EXERCISE INSTRUCTIONS:
Transcribe the records below exactly as they appear, omitting any pictures.

DATA:
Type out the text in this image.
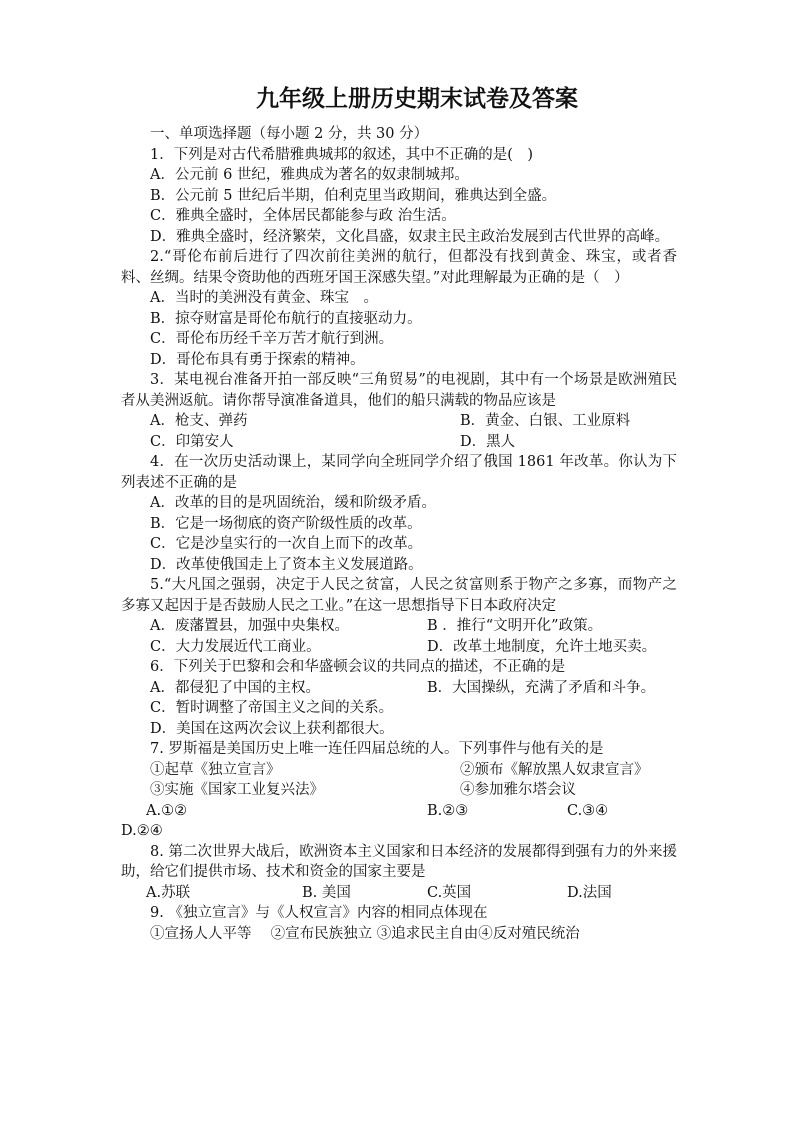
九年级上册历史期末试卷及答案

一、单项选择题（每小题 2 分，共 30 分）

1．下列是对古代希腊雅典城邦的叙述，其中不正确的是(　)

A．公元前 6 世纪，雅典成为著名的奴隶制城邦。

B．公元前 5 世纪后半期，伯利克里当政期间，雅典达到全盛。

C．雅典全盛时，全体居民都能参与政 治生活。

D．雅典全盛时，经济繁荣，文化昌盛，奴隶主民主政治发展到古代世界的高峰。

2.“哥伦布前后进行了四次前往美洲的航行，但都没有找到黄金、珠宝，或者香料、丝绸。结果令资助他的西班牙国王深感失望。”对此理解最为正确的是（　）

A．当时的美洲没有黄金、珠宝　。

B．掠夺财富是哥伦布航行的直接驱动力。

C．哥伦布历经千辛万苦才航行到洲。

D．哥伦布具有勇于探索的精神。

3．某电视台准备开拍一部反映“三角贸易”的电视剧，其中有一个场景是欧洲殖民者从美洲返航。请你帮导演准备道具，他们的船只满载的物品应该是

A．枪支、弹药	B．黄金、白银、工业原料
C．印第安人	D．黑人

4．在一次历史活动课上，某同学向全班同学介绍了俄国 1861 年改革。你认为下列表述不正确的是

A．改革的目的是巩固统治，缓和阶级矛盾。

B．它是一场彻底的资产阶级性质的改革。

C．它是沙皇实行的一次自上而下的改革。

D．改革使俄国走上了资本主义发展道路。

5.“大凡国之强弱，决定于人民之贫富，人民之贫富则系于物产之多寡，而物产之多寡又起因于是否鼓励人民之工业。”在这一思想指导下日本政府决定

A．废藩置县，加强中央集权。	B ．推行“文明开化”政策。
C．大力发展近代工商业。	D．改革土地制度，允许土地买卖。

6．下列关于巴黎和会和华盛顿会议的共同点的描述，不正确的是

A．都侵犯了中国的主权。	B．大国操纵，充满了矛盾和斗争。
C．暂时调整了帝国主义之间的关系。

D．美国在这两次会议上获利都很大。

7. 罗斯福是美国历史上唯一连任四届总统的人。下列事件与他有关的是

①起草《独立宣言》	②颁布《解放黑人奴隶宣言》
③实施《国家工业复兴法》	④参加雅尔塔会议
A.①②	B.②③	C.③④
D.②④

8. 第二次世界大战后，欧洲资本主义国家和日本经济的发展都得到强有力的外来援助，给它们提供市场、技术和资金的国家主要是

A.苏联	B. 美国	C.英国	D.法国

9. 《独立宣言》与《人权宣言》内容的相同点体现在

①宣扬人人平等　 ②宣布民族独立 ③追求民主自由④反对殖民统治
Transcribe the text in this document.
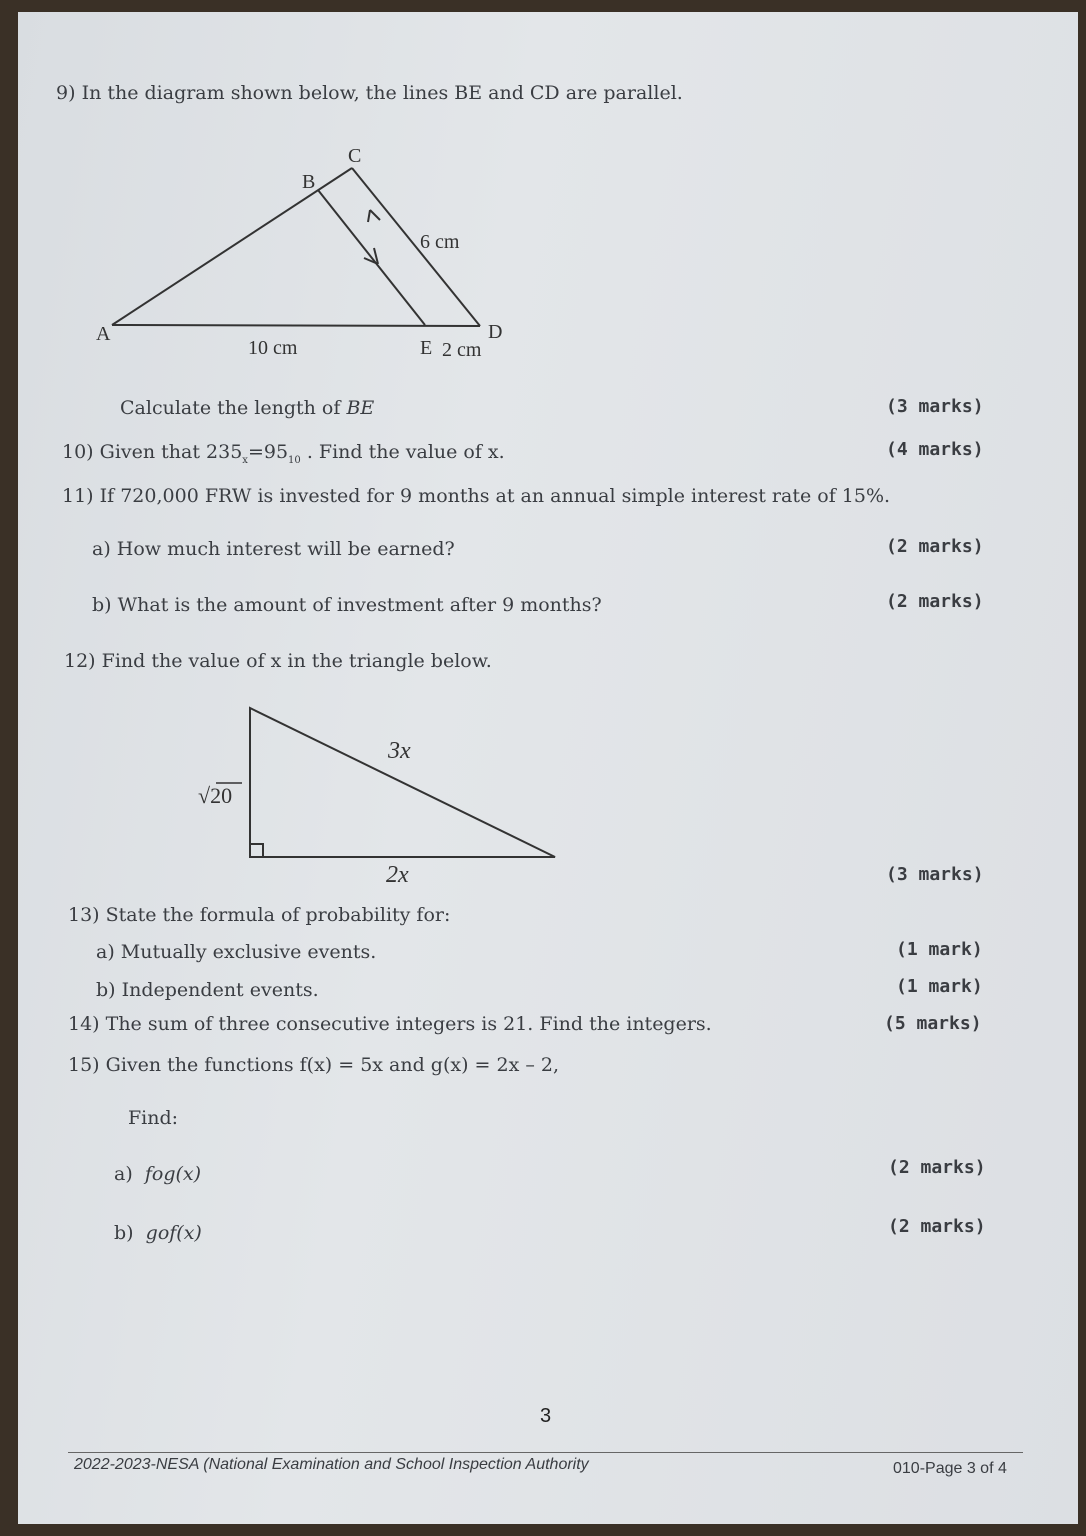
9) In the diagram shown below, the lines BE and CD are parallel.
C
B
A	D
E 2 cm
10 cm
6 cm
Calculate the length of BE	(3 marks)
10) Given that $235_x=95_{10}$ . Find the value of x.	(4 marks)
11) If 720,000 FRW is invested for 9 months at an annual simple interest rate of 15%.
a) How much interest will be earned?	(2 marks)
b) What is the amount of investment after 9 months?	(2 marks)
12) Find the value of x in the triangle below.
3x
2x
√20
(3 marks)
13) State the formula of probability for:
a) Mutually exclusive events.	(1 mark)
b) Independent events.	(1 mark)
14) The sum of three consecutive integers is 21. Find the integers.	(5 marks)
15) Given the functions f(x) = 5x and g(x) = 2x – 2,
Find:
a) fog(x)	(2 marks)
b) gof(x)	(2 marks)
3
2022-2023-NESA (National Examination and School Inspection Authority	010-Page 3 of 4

TASK RESPONSE:
Type out the text in this image.
九年级上册历史期末试卷及答案

一、单项选择题（每小题 2 分，共 30 分）

1．下列是对古代希腊雅典城邦的叙述，其中不正确的是(　)

A．公元前 6 世纪，雅典成为著名的奴隶制城邦。

B．公元前 5 世纪后半期，伯利克里当政期间，雅典达到全盛。

C．雅典全盛时，全体居民都能参与政 治生活。

D．雅典全盛时，经济繁荣，文化昌盛，奴隶主民主政治发展到古代世界的高峰。

2.“哥伦布前后进行了四次前往美洲的航行，但都没有找到黄金、珠宝，或者香料、丝绸。结果令资助他的西班牙国王深感失望。”对此理解最为正确的是（　）

A．当时的美洲没有黄金、珠宝　。

B．掠夺财富是哥伦布航行的直接驱动力。

C．哥伦布历经千辛万苦才航行到洲。

D．哥伦布具有勇于探索的精神。

3．某电视台准备开拍一部反映“三角贸易”的电视剧，其中有一个场景是欧洲殖民者从美洲返航。请你帮导演准备道具，他们的船只满载的物品应该是

A．枪支、弹药	B．黄金、白银、工业原料
C．印第安人	D．黑人

4．在一次历史活动课上，某同学向全班同学介绍了俄国 1861 年改革。你认为下列表述不正确的是

A．改革的目的是巩固统治，缓和阶级矛盾。

B．它是一场彻底的资产阶级性质的改革。

C．它是沙皇实行的一次自上而下的改革。

D．改革使俄国走上了资本主义发展道路。

5.“大凡国之强弱，决定于人民之贫富，人民之贫富则系于物产之多寡，而物产之多寡又起因于是否鼓励人民之工业。”在这一思想指导下日本政府决定

A．废藩置县，加强中央集权。	B ．推行“文明开化”政策。
C．大力发展近代工商业。	D．改革土地制度，允许土地买卖。

6．下列关于巴黎和会和华盛顿会议的共同点的描述，不正确的是

A．都侵犯了中国的主权。	B．大国操纵，充满了矛盾和斗争。
C．暂时调整了帝国主义之间的关系。

D．美国在这两次会议上获利都很大。

7. 罗斯福是美国历史上唯一连任四届总统的人。下列事件与他有关的是

①起草《独立宣言》	②颁布《解放黑人奴隶宣言》
③实施《国家工业复兴法》	④参加雅尔塔会议
A.①②	B.②③	C.③④
D.②④

8. 第二次世界大战后，欧洲资本主义国家和日本经济的发展都得到强有力的外来援助，给它们提供市场、技术和资金的国家主要是

A.苏联	B. 美国	C.英国	D.法国

9. 《独立宣言》与《人权宣言》内容的相同点体现在

①宣扬人人平等　 ②宣布民族独立 ③追求民主自由④反对殖民统治
Transcribe the text in this document.
9) In the diagram shown below, the lines BE and CD are parallel.
C
B
A	D
E 2 cm
10 cm
6 cm
Calculate the length of BE	(3 marks)
10) Given that $235_x=95_{10}$ . Find the value of x.	(4 marks)
11) If 720,000 FRW is invested for 9 months at an annual simple interest rate of 15%.
a) How much interest will be earned?	(2 marks)
b) What is the amount of investment after 9 months?	(2 marks)
12) Find the value of x in the triangle below.
3x
2x
√20
(3 marks)
13) State the formula of probability for:
a) Mutually exclusive events.	(1 mark)
b) Independent events.	(1 mark)
14) The sum of three consecutive integers is 21. Find the integers.	(5 marks)
15) Given the functions f(x) = 5x and g(x) = 2x – 2,
Find:
a) fog(x)	(2 marks)
b) gof(x)	(2 marks)
3
2022-2023-NESA (National Examination and School Inspection Authority	010-Page 3 of 4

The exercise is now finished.